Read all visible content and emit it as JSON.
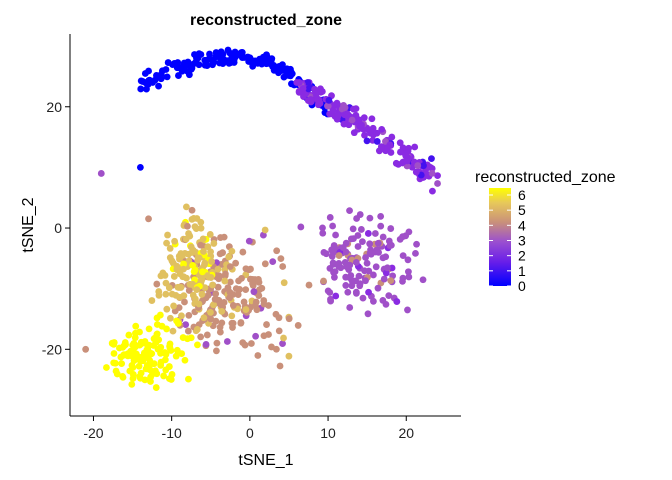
{
  "chart_data": {
    "type": "scatter",
    "title": "reconstructed_zone",
    "xlabel": "tSNE_1",
    "ylabel": "tSNE_2",
    "xlim": [
      -23,
      27
    ],
    "ylim": [
      -31,
      32
    ],
    "xticks": [
      -20,
      -10,
      0,
      10,
      20
    ],
    "yticks": [
      -20,
      0,
      20
    ],
    "grid": false,
    "legend": {
      "title": "reconstructed_zone",
      "position": "right",
      "type": "colorbar",
      "range": [
        0,
        6
      ],
      "ticks": [
        "6",
        "5",
        "4",
        "3",
        "2",
        "1",
        "0"
      ]
    },
    "colors": {
      "0": "#0000ff",
      "1": "#4411f0",
      "2": "#8a2be2",
      "3": "#a050c8",
      "4": "#c9907a",
      "5": "#e0c060",
      "6": "#ffff00"
    },
    "clusters": [
      {
        "zone": 0,
        "x_range": [
          -14,
          10
        ],
        "y_range": [
          18,
          31
        ],
        "count": 170,
        "shape": "arc"
      },
      {
        "zone": 2,
        "x_range": [
          6,
          24
        ],
        "y_range": [
          4,
          24
        ],
        "count": 180,
        "shape": "band"
      },
      {
        "zone": 3,
        "x_range": [
          5,
          24
        ],
        "y_range": [
          -17,
          5
        ],
        "count": 150,
        "shape": "blob"
      },
      {
        "zone": 4,
        "x_range": [
          -13,
          8
        ],
        "y_range": [
          -25,
          2
        ],
        "count": 200,
        "shape": "blob"
      },
      {
        "zone": 5,
        "x_range": [
          -14,
          -1
        ],
        "y_range": [
          -18,
          6
        ],
        "count": 150,
        "shape": "blob"
      },
      {
        "zone": 6,
        "x_range": [
          -20,
          -6
        ],
        "y_range": [
          -28,
          -13
        ],
        "count": 130,
        "shape": "blob"
      }
    ],
    "outliers": [
      {
        "x": -19,
        "y": 9,
        "zone": 3
      },
      {
        "x": -21,
        "y": -20,
        "zone": 4
      },
      {
        "x": -14,
        "y": 10,
        "zone": 0
      }
    ]
  }
}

◆ ◆ ◆ ◆ ◆ ◆ ◆

**WHAT YOU HAVE TO DO:** Copy all lines from the material that hold "count".

**THE OUTPUT:**
        "count": 170,
        "count": 180,
        "count": 150,
        "count": 200,
        "count": 150,
        "count": 130,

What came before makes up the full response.